• _REQUIRED TASK_
Copy out the records word for word, from their first line up to and including the line containing "status-field: Gain: 14: [125, 382, 176, 396]".

• _SUPPLIED INFORMATION_
>>>

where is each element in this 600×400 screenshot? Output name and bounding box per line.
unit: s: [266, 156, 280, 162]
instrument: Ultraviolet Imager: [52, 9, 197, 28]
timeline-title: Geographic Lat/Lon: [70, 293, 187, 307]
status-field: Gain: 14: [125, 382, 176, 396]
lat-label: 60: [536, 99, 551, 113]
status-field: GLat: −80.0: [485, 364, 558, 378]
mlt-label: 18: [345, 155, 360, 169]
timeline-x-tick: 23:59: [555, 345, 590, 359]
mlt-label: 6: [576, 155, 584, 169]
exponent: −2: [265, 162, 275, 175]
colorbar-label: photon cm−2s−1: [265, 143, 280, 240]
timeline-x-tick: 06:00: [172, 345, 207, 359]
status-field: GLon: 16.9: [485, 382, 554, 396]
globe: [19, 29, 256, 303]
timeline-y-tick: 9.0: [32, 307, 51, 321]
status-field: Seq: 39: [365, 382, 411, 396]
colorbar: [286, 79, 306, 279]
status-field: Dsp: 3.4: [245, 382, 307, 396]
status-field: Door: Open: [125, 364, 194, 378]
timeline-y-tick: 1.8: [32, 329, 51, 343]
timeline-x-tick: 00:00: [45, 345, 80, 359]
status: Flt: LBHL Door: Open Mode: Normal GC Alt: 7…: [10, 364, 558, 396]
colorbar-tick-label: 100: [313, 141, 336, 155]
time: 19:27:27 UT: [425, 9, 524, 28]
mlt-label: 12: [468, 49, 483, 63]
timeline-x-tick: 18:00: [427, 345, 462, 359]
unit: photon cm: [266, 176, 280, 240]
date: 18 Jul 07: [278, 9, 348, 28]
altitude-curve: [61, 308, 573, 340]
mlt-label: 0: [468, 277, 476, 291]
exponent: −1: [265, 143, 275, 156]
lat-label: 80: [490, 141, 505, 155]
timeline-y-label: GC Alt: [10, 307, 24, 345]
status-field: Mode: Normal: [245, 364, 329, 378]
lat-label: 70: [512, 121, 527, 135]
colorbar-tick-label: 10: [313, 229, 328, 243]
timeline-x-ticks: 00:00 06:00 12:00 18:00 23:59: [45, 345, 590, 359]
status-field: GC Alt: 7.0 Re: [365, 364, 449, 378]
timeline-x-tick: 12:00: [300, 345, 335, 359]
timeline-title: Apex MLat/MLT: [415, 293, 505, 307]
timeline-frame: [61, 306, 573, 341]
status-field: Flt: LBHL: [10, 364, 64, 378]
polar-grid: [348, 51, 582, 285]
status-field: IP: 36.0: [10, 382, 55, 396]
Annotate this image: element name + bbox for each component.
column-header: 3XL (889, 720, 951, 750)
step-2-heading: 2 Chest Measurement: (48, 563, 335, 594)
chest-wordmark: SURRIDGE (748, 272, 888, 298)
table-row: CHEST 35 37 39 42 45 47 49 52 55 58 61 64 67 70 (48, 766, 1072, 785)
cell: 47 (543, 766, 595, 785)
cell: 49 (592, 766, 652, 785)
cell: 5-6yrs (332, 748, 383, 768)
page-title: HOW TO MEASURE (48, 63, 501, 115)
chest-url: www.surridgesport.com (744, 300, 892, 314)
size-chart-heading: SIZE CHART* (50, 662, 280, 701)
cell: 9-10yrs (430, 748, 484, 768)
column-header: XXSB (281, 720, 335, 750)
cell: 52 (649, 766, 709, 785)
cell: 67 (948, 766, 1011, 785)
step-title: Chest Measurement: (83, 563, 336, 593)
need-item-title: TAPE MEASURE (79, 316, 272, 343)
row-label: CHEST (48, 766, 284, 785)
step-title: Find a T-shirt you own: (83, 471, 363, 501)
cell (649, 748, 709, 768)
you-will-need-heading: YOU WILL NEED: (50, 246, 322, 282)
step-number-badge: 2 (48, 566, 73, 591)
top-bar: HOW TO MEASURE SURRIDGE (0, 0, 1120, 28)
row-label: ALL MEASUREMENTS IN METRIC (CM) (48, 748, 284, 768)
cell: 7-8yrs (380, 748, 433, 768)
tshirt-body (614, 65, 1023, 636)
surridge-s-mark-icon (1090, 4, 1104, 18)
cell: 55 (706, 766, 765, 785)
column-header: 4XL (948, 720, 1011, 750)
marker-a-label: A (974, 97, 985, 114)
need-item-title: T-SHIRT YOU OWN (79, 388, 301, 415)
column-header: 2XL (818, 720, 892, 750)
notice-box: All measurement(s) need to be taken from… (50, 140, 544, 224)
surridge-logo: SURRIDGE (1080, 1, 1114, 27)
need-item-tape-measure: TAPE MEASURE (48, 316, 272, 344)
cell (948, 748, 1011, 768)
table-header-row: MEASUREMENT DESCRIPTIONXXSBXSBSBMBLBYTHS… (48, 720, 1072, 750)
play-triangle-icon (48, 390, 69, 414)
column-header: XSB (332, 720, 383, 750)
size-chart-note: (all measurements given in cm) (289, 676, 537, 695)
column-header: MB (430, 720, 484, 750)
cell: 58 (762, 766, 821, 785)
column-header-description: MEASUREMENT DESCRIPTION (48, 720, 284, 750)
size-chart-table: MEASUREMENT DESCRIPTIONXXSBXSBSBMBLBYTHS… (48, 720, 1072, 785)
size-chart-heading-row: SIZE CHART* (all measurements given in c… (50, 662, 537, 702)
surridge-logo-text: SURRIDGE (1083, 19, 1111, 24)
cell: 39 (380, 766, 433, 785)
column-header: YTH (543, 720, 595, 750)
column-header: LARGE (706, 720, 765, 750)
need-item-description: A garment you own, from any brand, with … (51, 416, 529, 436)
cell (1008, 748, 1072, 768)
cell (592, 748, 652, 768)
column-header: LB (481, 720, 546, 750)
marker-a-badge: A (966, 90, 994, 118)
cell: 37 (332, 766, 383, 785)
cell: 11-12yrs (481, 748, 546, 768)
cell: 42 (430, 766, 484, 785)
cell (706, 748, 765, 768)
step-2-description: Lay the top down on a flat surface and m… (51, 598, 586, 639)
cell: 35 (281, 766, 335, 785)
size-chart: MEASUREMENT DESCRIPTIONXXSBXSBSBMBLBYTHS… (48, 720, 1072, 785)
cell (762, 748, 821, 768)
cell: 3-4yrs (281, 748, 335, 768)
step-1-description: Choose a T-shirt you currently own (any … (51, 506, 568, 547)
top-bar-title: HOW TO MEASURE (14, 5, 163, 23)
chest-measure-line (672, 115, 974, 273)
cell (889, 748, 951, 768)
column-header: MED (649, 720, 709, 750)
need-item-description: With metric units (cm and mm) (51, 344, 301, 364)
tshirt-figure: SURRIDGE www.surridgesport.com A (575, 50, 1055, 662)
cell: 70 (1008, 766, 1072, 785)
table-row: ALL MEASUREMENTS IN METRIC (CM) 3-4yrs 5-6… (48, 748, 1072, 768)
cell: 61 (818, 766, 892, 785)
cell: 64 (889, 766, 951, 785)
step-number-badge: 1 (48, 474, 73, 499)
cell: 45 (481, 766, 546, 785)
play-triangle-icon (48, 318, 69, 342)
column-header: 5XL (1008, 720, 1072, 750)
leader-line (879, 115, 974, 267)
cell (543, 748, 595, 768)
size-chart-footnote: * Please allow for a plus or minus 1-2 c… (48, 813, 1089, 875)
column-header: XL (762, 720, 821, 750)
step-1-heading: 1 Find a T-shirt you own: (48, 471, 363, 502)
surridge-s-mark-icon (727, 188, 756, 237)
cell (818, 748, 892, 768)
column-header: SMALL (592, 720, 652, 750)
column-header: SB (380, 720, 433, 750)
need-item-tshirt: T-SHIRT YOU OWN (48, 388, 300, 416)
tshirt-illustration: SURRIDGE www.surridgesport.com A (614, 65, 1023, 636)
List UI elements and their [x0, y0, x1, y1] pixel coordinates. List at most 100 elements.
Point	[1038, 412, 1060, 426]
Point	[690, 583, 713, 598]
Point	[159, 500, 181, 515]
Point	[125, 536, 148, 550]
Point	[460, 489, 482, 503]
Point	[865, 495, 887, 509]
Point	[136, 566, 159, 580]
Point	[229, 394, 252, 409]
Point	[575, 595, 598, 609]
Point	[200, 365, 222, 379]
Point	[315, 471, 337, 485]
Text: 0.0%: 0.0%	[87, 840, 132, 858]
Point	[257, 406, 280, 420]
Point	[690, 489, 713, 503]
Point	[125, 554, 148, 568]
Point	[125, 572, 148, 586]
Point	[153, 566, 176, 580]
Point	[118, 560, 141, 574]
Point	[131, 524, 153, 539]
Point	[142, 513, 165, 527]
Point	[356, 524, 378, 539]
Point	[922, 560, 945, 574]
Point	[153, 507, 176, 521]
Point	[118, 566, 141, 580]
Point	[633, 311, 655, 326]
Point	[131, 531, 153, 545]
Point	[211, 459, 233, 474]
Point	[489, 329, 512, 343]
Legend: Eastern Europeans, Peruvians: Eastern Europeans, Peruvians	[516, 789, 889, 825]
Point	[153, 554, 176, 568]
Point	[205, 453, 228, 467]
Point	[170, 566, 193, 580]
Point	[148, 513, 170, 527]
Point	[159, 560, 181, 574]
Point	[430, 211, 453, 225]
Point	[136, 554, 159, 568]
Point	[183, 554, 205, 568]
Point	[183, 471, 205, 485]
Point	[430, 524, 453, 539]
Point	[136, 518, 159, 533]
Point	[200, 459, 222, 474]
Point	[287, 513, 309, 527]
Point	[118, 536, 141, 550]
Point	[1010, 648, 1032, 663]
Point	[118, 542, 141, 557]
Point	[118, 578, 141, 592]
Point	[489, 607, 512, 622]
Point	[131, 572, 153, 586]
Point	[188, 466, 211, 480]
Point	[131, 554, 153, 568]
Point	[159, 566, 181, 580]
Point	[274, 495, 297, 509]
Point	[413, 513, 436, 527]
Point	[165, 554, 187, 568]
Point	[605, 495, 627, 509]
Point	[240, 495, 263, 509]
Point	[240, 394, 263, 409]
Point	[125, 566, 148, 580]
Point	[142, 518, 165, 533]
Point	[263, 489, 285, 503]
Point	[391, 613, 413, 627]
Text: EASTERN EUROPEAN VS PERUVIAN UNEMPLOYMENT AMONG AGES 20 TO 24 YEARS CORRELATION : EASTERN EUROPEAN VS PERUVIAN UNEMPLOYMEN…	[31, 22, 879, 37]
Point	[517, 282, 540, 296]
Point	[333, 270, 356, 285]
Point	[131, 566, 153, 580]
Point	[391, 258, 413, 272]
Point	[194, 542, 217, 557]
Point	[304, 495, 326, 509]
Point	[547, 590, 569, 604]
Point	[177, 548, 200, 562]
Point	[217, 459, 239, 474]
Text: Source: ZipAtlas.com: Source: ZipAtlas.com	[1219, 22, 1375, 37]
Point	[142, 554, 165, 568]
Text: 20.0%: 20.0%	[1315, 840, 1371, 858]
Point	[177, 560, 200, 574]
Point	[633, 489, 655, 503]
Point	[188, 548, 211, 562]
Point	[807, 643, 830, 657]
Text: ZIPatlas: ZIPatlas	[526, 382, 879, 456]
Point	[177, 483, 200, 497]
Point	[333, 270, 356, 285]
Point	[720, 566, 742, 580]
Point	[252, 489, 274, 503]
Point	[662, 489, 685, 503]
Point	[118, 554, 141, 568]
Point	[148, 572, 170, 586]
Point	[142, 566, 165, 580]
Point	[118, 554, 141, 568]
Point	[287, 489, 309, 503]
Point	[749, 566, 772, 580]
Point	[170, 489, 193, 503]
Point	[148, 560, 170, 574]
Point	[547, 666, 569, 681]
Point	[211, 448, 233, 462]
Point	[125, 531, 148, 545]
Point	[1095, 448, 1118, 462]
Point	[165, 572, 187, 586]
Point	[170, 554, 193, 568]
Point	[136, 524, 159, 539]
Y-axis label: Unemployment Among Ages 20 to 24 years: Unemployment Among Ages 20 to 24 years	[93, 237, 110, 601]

<<<

• _WORKED SOLUTION_
where is each element in this 600×400 screenshot? Output name and bounding box per line.
unit: s: [266, 156, 280, 162]
instrument: Ultraviolet Imager: [52, 9, 197, 28]
timeline-title: Geographic Lat/Lon: [70, 293, 187, 307]
status-field: Gain: 14: [125, 382, 176, 396]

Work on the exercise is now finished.